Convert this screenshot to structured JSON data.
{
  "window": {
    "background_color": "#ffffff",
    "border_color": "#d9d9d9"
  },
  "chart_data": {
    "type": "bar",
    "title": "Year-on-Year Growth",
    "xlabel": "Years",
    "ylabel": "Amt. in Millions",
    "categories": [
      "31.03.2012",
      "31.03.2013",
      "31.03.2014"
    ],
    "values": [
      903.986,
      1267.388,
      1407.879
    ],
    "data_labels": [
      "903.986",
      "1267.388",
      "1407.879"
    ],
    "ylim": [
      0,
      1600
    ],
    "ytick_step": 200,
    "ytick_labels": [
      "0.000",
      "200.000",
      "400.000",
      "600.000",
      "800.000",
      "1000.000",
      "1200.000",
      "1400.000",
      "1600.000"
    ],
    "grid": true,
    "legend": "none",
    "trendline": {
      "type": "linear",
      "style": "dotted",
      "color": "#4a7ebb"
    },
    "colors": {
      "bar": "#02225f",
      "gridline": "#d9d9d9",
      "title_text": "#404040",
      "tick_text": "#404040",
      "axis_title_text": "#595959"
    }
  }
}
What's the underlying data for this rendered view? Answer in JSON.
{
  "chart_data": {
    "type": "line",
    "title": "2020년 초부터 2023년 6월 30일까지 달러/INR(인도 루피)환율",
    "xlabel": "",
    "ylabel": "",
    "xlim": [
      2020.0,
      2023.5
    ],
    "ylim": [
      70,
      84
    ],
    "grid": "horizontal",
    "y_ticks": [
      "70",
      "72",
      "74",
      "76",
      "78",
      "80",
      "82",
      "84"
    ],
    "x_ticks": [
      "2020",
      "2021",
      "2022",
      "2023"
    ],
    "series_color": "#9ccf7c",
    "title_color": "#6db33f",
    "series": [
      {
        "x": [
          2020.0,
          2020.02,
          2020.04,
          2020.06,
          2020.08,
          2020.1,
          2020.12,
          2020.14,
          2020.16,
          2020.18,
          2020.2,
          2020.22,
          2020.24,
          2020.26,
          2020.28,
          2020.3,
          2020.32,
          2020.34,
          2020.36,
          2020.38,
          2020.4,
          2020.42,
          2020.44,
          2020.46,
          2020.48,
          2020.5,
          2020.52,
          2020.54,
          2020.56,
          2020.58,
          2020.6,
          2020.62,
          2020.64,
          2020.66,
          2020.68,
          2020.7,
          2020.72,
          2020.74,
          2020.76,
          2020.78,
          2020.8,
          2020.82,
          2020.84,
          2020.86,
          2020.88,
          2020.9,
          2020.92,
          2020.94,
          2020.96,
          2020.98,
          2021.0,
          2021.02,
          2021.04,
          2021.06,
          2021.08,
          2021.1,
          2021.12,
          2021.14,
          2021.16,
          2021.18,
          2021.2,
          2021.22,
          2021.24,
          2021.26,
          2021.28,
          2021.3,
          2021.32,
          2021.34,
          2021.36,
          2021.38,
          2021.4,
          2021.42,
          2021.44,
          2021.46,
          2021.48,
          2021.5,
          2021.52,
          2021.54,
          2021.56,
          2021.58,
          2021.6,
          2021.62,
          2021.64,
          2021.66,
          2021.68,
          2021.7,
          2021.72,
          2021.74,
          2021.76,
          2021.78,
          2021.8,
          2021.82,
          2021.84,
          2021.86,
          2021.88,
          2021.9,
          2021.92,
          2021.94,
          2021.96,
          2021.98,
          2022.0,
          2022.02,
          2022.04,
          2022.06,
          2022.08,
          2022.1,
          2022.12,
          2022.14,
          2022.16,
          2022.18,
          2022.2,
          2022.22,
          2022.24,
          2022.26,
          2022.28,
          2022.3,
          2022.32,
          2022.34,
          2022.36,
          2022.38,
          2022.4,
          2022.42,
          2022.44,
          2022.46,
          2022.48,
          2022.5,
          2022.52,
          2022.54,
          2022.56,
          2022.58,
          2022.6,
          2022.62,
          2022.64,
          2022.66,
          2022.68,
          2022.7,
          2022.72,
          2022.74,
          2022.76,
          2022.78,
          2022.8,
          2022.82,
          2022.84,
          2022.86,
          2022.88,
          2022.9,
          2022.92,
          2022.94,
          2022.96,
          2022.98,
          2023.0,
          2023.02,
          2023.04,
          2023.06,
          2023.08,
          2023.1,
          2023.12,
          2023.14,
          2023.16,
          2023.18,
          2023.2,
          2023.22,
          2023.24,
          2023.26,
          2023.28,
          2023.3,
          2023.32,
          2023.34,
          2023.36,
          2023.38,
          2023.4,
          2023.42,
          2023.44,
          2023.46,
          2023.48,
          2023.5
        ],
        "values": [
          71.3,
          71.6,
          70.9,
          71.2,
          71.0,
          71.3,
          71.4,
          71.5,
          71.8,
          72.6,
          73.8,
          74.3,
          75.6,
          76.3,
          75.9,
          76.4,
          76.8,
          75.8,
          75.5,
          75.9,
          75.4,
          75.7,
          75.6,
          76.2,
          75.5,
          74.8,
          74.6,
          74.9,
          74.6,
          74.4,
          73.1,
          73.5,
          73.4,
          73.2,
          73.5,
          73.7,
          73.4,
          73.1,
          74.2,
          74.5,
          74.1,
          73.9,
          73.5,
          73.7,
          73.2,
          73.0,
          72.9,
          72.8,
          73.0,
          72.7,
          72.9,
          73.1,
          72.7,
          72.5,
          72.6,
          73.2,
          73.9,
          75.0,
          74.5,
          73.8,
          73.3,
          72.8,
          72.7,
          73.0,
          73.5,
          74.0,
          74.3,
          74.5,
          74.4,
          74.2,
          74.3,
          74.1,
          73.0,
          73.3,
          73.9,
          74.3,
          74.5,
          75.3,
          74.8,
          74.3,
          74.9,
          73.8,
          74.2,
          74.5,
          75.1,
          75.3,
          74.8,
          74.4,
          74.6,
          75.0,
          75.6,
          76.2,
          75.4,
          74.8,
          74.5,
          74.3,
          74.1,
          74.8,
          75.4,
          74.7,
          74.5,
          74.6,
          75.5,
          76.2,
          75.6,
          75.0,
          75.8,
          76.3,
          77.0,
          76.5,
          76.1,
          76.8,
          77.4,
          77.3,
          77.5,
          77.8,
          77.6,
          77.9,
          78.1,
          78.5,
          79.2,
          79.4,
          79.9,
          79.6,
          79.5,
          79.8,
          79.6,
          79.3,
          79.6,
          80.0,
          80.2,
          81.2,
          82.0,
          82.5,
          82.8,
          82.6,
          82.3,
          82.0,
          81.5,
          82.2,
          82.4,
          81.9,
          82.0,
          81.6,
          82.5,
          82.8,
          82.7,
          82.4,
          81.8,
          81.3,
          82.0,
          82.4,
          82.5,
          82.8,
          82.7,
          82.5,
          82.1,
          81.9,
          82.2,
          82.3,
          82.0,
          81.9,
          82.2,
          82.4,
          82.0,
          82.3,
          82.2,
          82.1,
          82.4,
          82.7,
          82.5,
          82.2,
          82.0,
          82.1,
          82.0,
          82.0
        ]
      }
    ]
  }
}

+ + + +

[AIM OF THE EXERCISE] In full and verbatim, repeat the records given above.

[FULL ANSWER]
Convert this screenshot to structured JSON data.
{
  "window": {
    "background_color": "#ffffff",
    "border_color": "#d9d9d9"
  },
  "chart_data": {
    "type": "bar",
    "title": "Year-on-Year Growth",
    "xlabel": "Years",
    "ylabel": "Amt. in Millions",
    "categories": [
      "31.03.2012",
      "31.03.2013",
      "31.03.2014"
    ],
    "values": [
      903.986,
      1267.388,
      1407.879
    ],
    "data_labels": [
      "903.986",
      "1267.388",
      "1407.879"
    ],
    "ylim": [
      0,
      1600
    ],
    "ytick_step": 200,
    "ytick_labels": [
      "0.000",
      "200.000",
      "400.000",
      "600.000",
      "800.000",
      "1000.000",
      "1200.000",
      "1400.000",
      "1600.000"
    ],
    "grid": true,
    "legend": "none",
    "trendline": {
      "type": "linear",
      "style": "dotted",
      "color": "#4a7ebb"
    },
    "colors": {
      "bar": "#02225f",
      "gridline": "#d9d9d9",
      "title_text": "#404040",
      "tick_text": "#404040",
      "axis_title_text": "#595959"
    }
  }
}
What's the underlying data for this rendered view? Answer in JSON.
{
  "chart_data": {
    "type": "line",
    "title": "2020년 초부터 2023년 6월 30일까지 달러/INR(인도 루피)환율",
    "xlabel": "",
    "ylabel": "",
    "xlim": [
      2020.0,
      2023.5
    ],
    "ylim": [
      70,
      84
    ],
    "grid": "horizontal",
    "y_ticks": [
      "70",
      "72",
      "74",
      "76",
      "78",
      "80",
      "82",
      "84"
    ],
    "x_ticks": [
      "2020",
      "2021",
      "2022",
      "2023"
    ],
    "series_color": "#9ccf7c",
    "title_color": "#6db33f",
    "series": [
      {
        "x": [
          2020.0,
          2020.02,
          2020.04,
          2020.06,
          2020.08,
          2020.1,
          2020.12,
          2020.14,
          2020.16,
          2020.18,
          2020.2,
          2020.22,
          2020.24,
          2020.26,
          2020.28,
          2020.3,
          2020.32,
          2020.34,
          2020.36,
          2020.38,
          2020.4,
          2020.42,
          2020.44,
          2020.46,
          2020.48,
          2020.5,
          2020.52,
          2020.54,
          2020.56,
          2020.58,
          2020.6,
          2020.62,
          2020.64,
          2020.66,
          2020.68,
          2020.7,
          2020.72,
          2020.74,
          2020.76,
          2020.78,
          2020.8,
          2020.82,
          2020.84,
          2020.86,
          2020.88,
          2020.9,
          2020.92,
          2020.94,
          2020.96,
          2020.98,
          2021.0,
          2021.02,
          2021.04,
          2021.06,
          2021.08,
          2021.1,
          2021.12,
          2021.14,
          2021.16,
          2021.18,
          2021.2,
          2021.22,
          2021.24,
          2021.26,
          2021.28,
          2021.3,
          2021.32,
          2021.34,
          2021.36,
          2021.38,
          2021.4,
          2021.42,
          2021.44,
          2021.46,
          2021.48,
          2021.5,
          2021.52,
          2021.54,
          2021.56,
          2021.58,
          2021.6,
          2021.62,
          2021.64,
          2021.66,
          2021.68,
          2021.7,
          2021.72,
          2021.74,
          2021.76,
          2021.78,
          2021.8,
          2021.82,
          2021.84,
          2021.86,
          2021.88,
          2021.9,
          2021.92,
          2021.94,
          2021.96,
          2021.98,
          2022.0,
          2022.02,
          2022.04,
          2022.06,
          2022.08,
          2022.1,
          2022.12,
          2022.14,
          2022.16,
          2022.18,
          2022.2,
          2022.22,
          2022.24,
          2022.26,
          2022.28,
          2022.3,
          2022.32,
          2022.34,
          2022.36,
          2022.38,
          2022.4,
          2022.42,
          2022.44,
          2022.46,
          2022.48,
          2022.5,
          2022.52,
          2022.54,
          2022.56,
          2022.58,
          2022.6,
          2022.62,
          2022.64,
          2022.66,
          2022.68,
          2022.7,
          2022.72,
          2022.74,
          2022.76,
          2022.78,
          2022.8,
          2022.82,
          2022.84,
          2022.86,
          2022.88,
          2022.9,
          2022.92,
          2022.94,
          2022.96,
          2022.98,
          2023.0,
          2023.02,
          2023.04,
          2023.06,
          2023.08,
          2023.1,
          2023.12,
          2023.14,
          2023.16,
          2023.18,
          2023.2,
          2023.22,
          2023.24,
          2023.26,
          2023.28,
          2023.3,
          2023.32,
          2023.34,
          2023.36,
          2023.38,
          2023.4,
          2023.42,
          2023.44,
          2023.46,
          2023.48,
          2023.5
        ],
        "values": [
          71.3,
          71.6,
          70.9,
          71.2,
          71.0,
          71.3,
          71.4,
          71.5,
          71.8,
          72.6,
          73.8,
          74.3,
          75.6,
          76.3,
          75.9,
          76.4,
          76.8,
          75.8,
          75.5,
          75.9,
          75.4,
          75.7,
          75.6,
          76.2,
          75.5,
          74.8,
          74.6,
          74.9,
          74.6,
          74.4,
          73.1,
          73.5,
          73.4,
          73.2,
          73.5,
          73.7,
          73.4,
          73.1,
          74.2,
          74.5,
          74.1,
          73.9,
          73.5,
          73.7,
          73.2,
          73.0,
          72.9,
          72.8,
          73.0,
          72.7,
          72.9,
          73.1,
          72.7,
          72.5,
          72.6,
          73.2,
          73.9,
          75.0,
          74.5,
          73.8,
          73.3,
          72.8,
          72.7,
          73.0,
          73.5,
          74.0,
          74.3,
          74.5,
          74.4,
          74.2,
          74.3,
          74.1,
          73.0,
          73.3,
          73.9,
          74.3,
          74.5,
          75.3,
          74.8,
          74.3,
          74.9,
          73.8,
          74.2,
          74.5,
          75.1,
          75.3,
          74.8,
          74.4,
          74.6,
          75.0,
          75.6,
          76.2,
          75.4,
          74.8,
          74.5,
          74.3,
          74.1,
          74.8,
          75.4,
          74.7,
          74.5,
          74.6,
          75.5,
          76.2,
          75.6,
          75.0,
          75.8,
          76.3,
          77.0,
          76.5,
          76.1,
          76.8,
          77.4,
          77.3,
          77.5,
          77.8,
          77.6,
          77.9,
          78.1,
          78.5,
          79.2,
          79.4,
          79.9,
          79.6,
          79.5,
          79.8,
          79.6,
          79.3,
          79.6,
          80.0,
          80.2,
          81.2,
          82.0,
          82.5,
          82.8,
          82.6,
          82.3,
          82.0,
          81.5,
          82.2,
          82.4,
          81.9,
          82.0,
          81.6,
          82.5,
          82.8,
          82.7,
          82.4,
          81.8,
          81.3,
          82.0,
          82.4,
          82.5,
          82.8,
          82.7,
          82.5,
          82.1,
          81.9,
          82.2,
          82.3,
          82.0,
          81.9,
          82.2,
          82.4,
          82.0,
          82.3,
          82.2,
          82.1,
          82.4,
          82.7,
          82.5,
          82.2,
          82.0,
          82.1,
          82.0,
          82.0
        ]
      }
    ]
  }
}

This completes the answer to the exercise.